Passage shown →
--------------------------------
Communities Turn to RFID to Boost Recycling

By Claire Swedberg

Three U.S. municipalities are using passive UHF tags to monitor whether their residents place recyclable bottles, cans and paper out at the curb.

For many years, Howard County's Bureau Of Environmental Services, in Maryland, had no idea which households were placing recyclable bottles, cans and paper out at the curb for pickup, and which were not. But in September 2007, the county launched a pilot program that includes EPC Gen 2 RFID tags attached to the recycling containers, with interrogators installed on trucks. As a result, the county can now track who is recycling, and who is not.

Once it fully deploys the system in September, the county intends to use RFID-generated data to send postcards to those who fail to recycle. The missives will educate the recipients about the importance of recycling, says Alan Wilcom, chief of the county's recycling division, and explain how it is done. The current pilot involves one truck route and 5,000 households, each of which received a tagged recycling container, known as a cart. After Labor Day, Howard County plans to expand the program countywide, to all 72,000 households and 15 trucks. The RFID system is being provided by Concept2 Solution.


In Pleasant Prairie, Wis., an RFID antenna (enclosed in a gray rectangle housing) reads a cart's RFID tag as it is tipped into the hopper.

In early 2007, Pennsylvania's Cranberry Township began using a similar Concept2 system to track recycling rates throughout its community. Since then, Pleasant Prairie, Wis., has also begun utilizing the system. Like Howard County, Pleasant Prairie attaches Alien Technology EPC Gen 2 Squiggle tags to its recycling containers, and uses a computer on its truck to store data about recycling "tips" (each time the truck dumps a container's contents into its hopper) and downloads that information when the truck returns to its depot.
--------------------------------
Complete the following →
**1)** Write out the part of the RFID recycling article that opens with the words containing "In early 2007, Pennsylvania's" and closes with "to its depot.".
**2)** In the RFID recycling article, how many households will Howard County's program cover once it expands countywide?
The entries that follow come from a separate source unrelated to the RFID recycling article.

Dataset →
--------------------------------
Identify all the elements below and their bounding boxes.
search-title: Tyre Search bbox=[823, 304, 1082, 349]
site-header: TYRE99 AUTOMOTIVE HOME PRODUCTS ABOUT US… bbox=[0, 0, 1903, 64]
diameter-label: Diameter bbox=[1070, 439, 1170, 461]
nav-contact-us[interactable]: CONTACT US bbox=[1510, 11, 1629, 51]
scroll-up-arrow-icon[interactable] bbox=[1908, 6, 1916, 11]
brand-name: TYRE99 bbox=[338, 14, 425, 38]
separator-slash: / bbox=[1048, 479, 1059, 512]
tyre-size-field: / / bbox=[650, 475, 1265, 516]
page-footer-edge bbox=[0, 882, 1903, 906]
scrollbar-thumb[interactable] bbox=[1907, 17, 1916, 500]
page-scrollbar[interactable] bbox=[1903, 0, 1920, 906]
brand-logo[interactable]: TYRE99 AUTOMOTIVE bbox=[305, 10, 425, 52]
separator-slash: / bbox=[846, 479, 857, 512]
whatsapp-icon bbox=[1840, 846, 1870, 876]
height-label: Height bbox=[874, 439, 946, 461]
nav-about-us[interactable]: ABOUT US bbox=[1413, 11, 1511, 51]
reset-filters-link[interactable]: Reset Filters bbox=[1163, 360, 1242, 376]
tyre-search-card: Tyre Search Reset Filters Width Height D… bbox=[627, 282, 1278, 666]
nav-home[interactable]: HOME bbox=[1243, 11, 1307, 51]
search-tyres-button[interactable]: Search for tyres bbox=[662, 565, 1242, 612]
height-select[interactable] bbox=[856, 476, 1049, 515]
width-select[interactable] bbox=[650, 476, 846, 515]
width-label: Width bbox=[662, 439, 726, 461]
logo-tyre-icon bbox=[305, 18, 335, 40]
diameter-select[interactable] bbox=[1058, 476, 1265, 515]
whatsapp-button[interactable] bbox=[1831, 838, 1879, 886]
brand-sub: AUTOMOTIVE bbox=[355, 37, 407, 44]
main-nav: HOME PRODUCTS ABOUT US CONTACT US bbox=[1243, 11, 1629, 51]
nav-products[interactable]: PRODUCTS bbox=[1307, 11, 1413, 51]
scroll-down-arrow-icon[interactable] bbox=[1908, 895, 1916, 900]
--------------------------------
Solutions to the problems →
**1)**
In early 2007, Pennsylvania's Cranberry Township began using a similar Concept2 system to track recycling rates throughout its community. Since then, Pleasant Prairie, Wis., has also begun utilizing the system. Like Howard County, Pleasant Prairie attaches Alien Technology EPC Gen 2 Squiggle tags to its recycling containers, and uses a computer on its truck to store data about recycling "tips" (each time the truck dumps a container's contents into its hopper) and downloads that information when the truck returns to its depot.

**2)** All 72,000 households.